Exercise task. Please mark each statement as agreeing or not with the passage on the Côte de la Redoute: (a) the climb reaches 20 per cent in places; (b) the Austrian army won the fight at the redoubt; (c) on the path to the east, the climb comes after exactly two kilometres. Give yes or no for each, with the deciding words of the passage quoted exactly.

Page.
## BEGIN

The first climb that you will hit, if you choose the path to the east, after exactly one kilometre, is the Côte de la Redoute.
It was for many years the defining test of Liège-Bastogne-Liège, the oldest and most venerable of cycling’s five Monuments. It’s only a short climb, but it punches up to 20 per cent in places; enough to sink challenges and launch others. No one knows this climb better than Gilbert, the winner of La Doyenne in 2011.
‘Redouter’, the verb, means to fear. There is no better name for a climb than this; the Côte de la Redoute must have loomed large over one young rider as he took the roads he watched his heroes race on. It surely figured in his thinking every day – literally, metaphorically, actually – as he pedalled out of town.
The simple word ‘redoute’ is an arcane thing, overladen with military, historical meaning. The term refers to a makeshift construction; a temporary defensive build. The top of this otherwise anonymous hill was once marked by fortifications and ditches. In the case of this particular redoubt (to coin its literal English translation), the Austrian army had dug in to defend their land in the face of marauding French revolutionary forces. The French won. The redoubt at the top of the hill fell. And, two centuries later, that’s probably why Philippe Gilbert grew up speaking French, rather than German or Dutch.

## END

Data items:
## BEGIN

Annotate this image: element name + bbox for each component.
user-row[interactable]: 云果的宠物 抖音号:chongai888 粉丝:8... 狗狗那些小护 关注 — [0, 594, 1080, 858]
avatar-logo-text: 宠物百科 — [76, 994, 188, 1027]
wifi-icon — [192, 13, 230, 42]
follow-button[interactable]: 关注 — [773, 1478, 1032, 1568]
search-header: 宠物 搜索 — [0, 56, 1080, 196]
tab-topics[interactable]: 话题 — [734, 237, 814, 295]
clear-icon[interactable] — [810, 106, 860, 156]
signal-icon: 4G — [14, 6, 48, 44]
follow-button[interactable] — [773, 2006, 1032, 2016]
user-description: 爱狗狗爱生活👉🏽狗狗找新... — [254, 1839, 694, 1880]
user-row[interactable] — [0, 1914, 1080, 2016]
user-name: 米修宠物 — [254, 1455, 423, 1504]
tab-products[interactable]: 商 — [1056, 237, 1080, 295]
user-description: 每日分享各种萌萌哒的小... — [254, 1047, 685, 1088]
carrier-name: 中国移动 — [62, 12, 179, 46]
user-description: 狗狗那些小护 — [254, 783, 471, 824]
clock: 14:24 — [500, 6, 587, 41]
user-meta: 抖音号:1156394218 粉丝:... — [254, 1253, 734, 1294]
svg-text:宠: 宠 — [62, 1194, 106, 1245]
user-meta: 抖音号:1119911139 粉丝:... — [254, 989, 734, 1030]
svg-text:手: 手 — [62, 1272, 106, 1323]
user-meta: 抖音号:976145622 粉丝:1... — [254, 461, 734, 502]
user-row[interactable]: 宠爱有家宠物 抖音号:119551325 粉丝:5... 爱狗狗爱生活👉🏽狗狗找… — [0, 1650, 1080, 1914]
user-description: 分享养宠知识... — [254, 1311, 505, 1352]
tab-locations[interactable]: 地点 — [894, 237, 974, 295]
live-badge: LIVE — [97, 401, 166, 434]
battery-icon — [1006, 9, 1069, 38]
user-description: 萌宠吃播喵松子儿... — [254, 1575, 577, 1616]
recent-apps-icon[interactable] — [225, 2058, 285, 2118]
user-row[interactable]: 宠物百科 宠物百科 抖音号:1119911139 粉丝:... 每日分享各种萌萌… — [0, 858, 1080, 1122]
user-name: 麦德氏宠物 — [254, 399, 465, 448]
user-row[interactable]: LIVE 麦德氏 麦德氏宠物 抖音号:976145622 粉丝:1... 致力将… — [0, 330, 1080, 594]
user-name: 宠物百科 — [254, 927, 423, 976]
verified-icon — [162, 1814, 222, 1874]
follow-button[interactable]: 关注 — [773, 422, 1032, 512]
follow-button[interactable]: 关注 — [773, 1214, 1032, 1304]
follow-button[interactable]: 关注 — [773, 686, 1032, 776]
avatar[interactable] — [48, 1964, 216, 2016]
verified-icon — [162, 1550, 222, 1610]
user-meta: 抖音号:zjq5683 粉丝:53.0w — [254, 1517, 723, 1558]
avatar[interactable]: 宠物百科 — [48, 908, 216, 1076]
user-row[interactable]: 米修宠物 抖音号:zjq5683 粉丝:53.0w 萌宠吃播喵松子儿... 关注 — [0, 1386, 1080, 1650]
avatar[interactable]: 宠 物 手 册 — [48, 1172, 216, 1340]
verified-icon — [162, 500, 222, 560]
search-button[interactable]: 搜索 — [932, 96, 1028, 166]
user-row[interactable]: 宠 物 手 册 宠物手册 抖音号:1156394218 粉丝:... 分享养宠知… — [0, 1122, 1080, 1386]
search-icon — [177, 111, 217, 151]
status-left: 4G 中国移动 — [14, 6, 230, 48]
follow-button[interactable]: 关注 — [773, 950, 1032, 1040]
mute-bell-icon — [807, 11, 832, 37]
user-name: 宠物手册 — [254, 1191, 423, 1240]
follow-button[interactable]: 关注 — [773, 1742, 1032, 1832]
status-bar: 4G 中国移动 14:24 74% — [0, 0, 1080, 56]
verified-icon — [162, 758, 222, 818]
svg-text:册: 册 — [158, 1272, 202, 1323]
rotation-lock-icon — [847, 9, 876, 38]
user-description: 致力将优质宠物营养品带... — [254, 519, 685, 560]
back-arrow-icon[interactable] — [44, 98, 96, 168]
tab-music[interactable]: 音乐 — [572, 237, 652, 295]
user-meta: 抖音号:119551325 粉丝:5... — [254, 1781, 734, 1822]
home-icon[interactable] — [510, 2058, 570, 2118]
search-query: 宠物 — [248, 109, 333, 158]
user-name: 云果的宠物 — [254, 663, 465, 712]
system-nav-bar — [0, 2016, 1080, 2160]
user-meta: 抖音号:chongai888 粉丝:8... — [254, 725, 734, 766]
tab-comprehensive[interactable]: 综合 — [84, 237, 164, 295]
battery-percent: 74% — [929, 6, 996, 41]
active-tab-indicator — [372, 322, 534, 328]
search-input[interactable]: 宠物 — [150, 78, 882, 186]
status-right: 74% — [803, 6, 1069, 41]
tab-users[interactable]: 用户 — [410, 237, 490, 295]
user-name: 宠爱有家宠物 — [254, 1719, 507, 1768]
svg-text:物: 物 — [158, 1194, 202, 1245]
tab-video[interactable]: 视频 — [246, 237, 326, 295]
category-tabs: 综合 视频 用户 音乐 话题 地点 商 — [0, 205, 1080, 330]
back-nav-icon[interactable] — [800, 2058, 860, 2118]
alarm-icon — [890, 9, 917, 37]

## END

Result of this exercise.
(a) Yes: "it punches up to 20 per cent in places"
(b) No: "The French won."
(c) No: "after exactly one kilometre"